» Problem description
Please return the full listing below without altering anything.

» Source data
— BEGIN —

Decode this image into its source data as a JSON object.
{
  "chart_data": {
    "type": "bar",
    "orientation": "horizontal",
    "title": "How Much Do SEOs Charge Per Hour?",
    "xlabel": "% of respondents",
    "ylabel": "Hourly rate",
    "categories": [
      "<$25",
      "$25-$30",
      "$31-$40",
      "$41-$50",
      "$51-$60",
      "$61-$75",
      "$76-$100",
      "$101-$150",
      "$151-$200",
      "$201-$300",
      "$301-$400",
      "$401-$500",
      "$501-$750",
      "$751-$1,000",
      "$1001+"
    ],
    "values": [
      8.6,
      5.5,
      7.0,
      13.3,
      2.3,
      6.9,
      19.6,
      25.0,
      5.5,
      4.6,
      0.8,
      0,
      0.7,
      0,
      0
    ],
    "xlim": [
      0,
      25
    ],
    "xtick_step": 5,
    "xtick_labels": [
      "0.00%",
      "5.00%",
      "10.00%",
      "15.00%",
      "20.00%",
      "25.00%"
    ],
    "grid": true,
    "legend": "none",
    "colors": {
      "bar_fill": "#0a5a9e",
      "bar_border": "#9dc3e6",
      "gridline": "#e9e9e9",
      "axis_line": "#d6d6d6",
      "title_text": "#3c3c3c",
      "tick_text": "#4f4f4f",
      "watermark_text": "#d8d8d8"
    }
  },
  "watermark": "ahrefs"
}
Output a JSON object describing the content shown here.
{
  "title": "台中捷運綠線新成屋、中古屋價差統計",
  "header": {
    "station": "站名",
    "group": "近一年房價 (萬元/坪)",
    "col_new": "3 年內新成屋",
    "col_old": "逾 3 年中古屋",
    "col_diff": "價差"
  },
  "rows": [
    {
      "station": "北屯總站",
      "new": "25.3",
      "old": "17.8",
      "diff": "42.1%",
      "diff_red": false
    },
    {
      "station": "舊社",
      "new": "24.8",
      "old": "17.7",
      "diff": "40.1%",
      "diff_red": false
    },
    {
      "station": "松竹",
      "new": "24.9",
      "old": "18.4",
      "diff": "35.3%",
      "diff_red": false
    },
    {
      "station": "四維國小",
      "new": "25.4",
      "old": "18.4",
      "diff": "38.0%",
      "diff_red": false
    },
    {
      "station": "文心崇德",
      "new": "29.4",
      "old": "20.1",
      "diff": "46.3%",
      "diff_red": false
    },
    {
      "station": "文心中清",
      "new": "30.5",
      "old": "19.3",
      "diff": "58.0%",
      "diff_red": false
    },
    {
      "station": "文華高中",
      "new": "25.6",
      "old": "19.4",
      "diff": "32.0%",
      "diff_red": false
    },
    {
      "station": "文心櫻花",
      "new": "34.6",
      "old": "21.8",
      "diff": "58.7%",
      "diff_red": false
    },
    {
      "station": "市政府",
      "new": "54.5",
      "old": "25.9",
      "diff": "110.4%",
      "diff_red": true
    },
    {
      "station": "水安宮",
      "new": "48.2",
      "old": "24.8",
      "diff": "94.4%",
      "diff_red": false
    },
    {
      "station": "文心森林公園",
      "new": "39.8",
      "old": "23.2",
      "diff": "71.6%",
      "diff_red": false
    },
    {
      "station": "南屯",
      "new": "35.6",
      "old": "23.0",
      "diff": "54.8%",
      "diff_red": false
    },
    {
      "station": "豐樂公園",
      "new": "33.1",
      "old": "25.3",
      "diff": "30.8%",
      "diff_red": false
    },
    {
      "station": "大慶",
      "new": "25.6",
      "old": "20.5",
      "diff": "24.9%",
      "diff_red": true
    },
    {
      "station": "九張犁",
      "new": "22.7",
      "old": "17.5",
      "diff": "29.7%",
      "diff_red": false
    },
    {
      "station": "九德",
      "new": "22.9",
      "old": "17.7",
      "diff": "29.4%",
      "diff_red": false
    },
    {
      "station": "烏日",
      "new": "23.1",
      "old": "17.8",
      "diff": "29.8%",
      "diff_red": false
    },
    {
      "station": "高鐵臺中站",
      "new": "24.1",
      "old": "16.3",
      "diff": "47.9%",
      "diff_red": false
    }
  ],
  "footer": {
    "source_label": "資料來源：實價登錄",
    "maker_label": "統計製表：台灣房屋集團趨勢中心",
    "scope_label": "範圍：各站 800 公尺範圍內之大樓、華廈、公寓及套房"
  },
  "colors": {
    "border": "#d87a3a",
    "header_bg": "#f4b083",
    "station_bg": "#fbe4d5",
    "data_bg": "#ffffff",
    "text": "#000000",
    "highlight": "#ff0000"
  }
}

— END —

» Exercise answer
Decode this image into its source data as a JSON object.
{
  "chart_data": {
    "type": "bar",
    "orientation": "horizontal",
    "title": "How Much Do SEOs Charge Per Hour?",
    "xlabel": "% of respondents",
    "ylabel": "Hourly rate",
    "categories": [
      "<$25",
      "$25-$30",
      "$31-$40",
      "$41-$50",
      "$51-$60",
      "$61-$75",
      "$76-$100",
      "$101-$150",
      "$151-$200",
      "$201-$300",
      "$301-$400",
      "$401-$500",
      "$501-$750",
      "$751-$1,000",
      "$1001+"
    ],
    "values": [
      8.6,
      5.5,
      7.0,
      13.3,
      2.3,
      6.9,
      19.6,
      25.0,
      5.5,
      4.6,
      0.8,
      0,
      0.7,
      0,
      0
    ],
    "xlim": [
      0,
      25
    ],
    "xtick_step": 5,
    "xtick_labels": [
      "0.00%",
      "5.00%",
      "10.00%",
      "15.00%",
      "20.00%",
      "25.00%"
    ],
    "grid": true,
    "legend": "none",
    "colors": {
      "bar_fill": "#0a5a9e",
      "bar_border": "#9dc3e6",
      "gridline": "#e9e9e9",
      "axis_line": "#d6d6d6",
      "title_text": "#3c3c3c",
      "tick_text": "#4f4f4f",
      "watermark_text": "#d8d8d8"
    }
  },
  "watermark": "ahrefs"
}
Output a JSON object describing the content shown here.
{
  "title": "台中捷運綠線新成屋、中古屋價差統計",
  "header": {
    "station": "站名",
    "group": "近一年房價 (萬元/坪)",
    "col_new": "3 年內新成屋",
    "col_old": "逾 3 年中古屋",
    "col_diff": "價差"
  },
  "rows": [
    {
      "station": "北屯總站",
      "new": "25.3",
      "old": "17.8",
      "diff": "42.1%",
      "diff_red": false
    },
    {
      "station": "舊社",
      "new": "24.8",
      "old": "17.7",
      "diff": "40.1%",
      "diff_red": false
    },
    {
      "station": "松竹",
      "new": "24.9",
      "old": "18.4",
      "diff": "35.3%",
      "diff_red": false
    },
    {
      "station": "四維國小",
      "new": "25.4",
      "old": "18.4",
      "diff": "38.0%",
      "diff_red": false
    },
    {
      "station": "文心崇德",
      "new": "29.4",
      "old": "20.1",
      "diff": "46.3%",
      "diff_red": false
    },
    {
      "station": "文心中清",
      "new": "30.5",
      "old": "19.3",
      "diff": "58.0%",
      "diff_red": false
    },
    {
      "station": "文華高中",
      "new": "25.6",
      "old": "19.4",
      "diff": "32.0%",
      "diff_red": false
    },
    {
      "station": "文心櫻花",
      "new": "34.6",
      "old": "21.8",
      "diff": "58.7%",
      "diff_red": false
    },
    {
      "station": "市政府",
      "new": "54.5",
      "old": "25.9",
      "diff": "110.4%",
      "diff_red": true
    },
    {
      "station": "水安宮",
      "new": "48.2",
      "old": "24.8",
      "diff": "94.4%",
      "diff_red": false
    },
    {
      "station": "文心森林公園",
      "new": "39.8",
      "old": "23.2",
      "diff": "71.6%",
      "diff_red": false
    },
    {
      "station": "南屯",
      "new": "35.6",
      "old": "23.0",
      "diff": "54.8%",
      "diff_red": false
    },
    {
      "station": "豐樂公園",
      "new": "33.1",
      "old": "25.3",
      "diff": "30.8%",
      "diff_red": false
    },
    {
      "station": "大慶",
      "new": "25.6",
      "old": "20.5",
      "diff": "24.9%",
      "diff_red": true
    },
    {
      "station": "九張犁",
      "new": "22.7",
      "old": "17.5",
      "diff": "29.7%",
      "diff_red": false
    },
    {
      "station": "九德",
      "new": "22.9",
      "old": "17.7",
      "diff": "29.4%",
      "diff_red": false
    },
    {
      "station": "烏日",
      "new": "23.1",
      "old": "17.8",
      "diff": "29.8%",
      "diff_red": false
    },
    {
      "station": "高鐵臺中站",
      "new": "24.1",
      "old": "16.3",
      "diff": "47.9%",
      "diff_red": false
    }
  ],
  "footer": {
    "source_label": "資料來源：實價登錄",
    "maker_label": "統計製表：台灣房屋集團趨勢中心",
    "scope_label": "範圍：各站 800 公尺範圍內之大樓、華廈、公寓及套房"
  },
  "colors": {
    "border": "#d87a3a",
    "header_bg": "#f4b083",
    "station_bg": "#fbe4d5",
    "data_bg": "#ffffff",
    "text": "#000000",
    "highlight": "#ff0000"
  }
}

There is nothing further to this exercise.